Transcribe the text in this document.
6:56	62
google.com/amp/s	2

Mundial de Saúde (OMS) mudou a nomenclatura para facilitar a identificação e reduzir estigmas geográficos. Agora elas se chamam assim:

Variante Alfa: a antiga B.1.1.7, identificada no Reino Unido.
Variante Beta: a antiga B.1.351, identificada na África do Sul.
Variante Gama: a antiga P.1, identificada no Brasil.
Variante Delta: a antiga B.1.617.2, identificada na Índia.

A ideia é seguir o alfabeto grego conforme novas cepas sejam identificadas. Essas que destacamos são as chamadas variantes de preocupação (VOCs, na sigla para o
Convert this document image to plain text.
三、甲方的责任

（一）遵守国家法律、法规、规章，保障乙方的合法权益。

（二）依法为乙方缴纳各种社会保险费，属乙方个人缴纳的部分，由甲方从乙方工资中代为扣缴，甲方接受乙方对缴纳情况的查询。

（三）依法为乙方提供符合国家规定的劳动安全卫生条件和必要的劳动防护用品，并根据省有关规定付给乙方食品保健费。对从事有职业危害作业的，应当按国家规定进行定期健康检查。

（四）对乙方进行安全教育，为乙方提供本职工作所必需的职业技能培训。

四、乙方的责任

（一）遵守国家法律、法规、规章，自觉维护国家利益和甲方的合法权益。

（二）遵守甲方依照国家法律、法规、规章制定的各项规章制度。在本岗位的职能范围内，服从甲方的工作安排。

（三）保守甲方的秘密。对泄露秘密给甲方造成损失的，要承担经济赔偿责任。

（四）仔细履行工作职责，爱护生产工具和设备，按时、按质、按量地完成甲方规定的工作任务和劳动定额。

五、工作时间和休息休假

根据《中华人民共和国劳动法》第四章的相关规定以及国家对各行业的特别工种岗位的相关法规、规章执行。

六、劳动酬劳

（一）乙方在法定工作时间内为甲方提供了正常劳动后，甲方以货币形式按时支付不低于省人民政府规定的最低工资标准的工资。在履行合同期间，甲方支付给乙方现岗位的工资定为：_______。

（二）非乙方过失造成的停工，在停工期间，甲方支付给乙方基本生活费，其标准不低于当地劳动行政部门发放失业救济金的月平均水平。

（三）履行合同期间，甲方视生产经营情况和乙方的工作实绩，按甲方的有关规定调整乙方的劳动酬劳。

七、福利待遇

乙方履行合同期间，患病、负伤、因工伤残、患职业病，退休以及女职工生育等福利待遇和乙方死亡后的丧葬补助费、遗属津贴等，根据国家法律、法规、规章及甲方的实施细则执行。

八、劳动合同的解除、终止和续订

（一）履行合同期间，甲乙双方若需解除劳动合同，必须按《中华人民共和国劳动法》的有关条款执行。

##############################

• [WORK REQUIRED] Repeat only the stretch of lines that opens with the line containing "Convert this document image to plain text." and closes with the final line of the entries, both included, exactly as written.

• [FULL OUTPUT]
Convert this document image to plain text.
三、甲方的责任

（一）遵守国家法律、法规、规章，保障乙方的合法权益。

（二）依法为乙方缴纳各种社会保险费，属乙方个人缴纳的部分，由甲方从乙方工资中代为扣缴，甲方接受乙方对缴纳情况的查询。

（三）依法为乙方提供符合国家规定的劳动安全卫生条件和必要的劳动防护用品，并根据省有关规定付给乙方食品保健费。对从事有职业危害作业的，应当按国家规定进行定期健康检查。

（四）对乙方进行安全教育，为乙方提供本职工作所必需的职业技能培训。

四、乙方的责任

（一）遵守国家法律、法规、规章，自觉维护国家利益和甲方的合法权益。

（二）遵守甲方依照国家法律、法规、规章制定的各项规章制度。在本岗位的职能范围内，服从甲方的工作安排。

（三）保守甲方的秘密。对泄露秘密给甲方造成损失的，要承担经济赔偿责任。

（四）仔细履行工作职责，爱护生产工具和设备，按时、按质、按量地完成甲方规定的工作任务和劳动定额。

五、工作时间和休息休假

根据《中华人民共和国劳动法》第四章的相关规定以及国家对各行业的特别工种岗位的相关法规、规章执行。

六、劳动酬劳

（一）乙方在法定工作时间内为甲方提供了正常劳动后，甲方以货币形式按时支付不低于省人民政府规定的最低工资标准的工资。在履行合同期间，甲方支付给乙方现岗位的工资定为：_______。

（二）非乙方过失造成的停工，在停工期间，甲方支付给乙方基本生活费，其标准不低于当地劳动行政部门发放失业救济金的月平均水平。

（三）履行合同期间，甲方视生产经营情况和乙方的工作实绩，按甲方的有关规定调整乙方的劳动酬劳。

七、福利待遇

乙方履行合同期间，患病、负伤、因工伤残、患职业病，退休以及女职工生育等福利待遇和乙方死亡后的丧葬补助费、遗属津贴等，根据国家法律、法规、规章及甲方的实施细则执行。

八、劳动合同的解除、终止和续订

（一）履行合同期间，甲乙双方若需解除劳动合同，必须按《中华人民共和国劳动法》的有关条款执行。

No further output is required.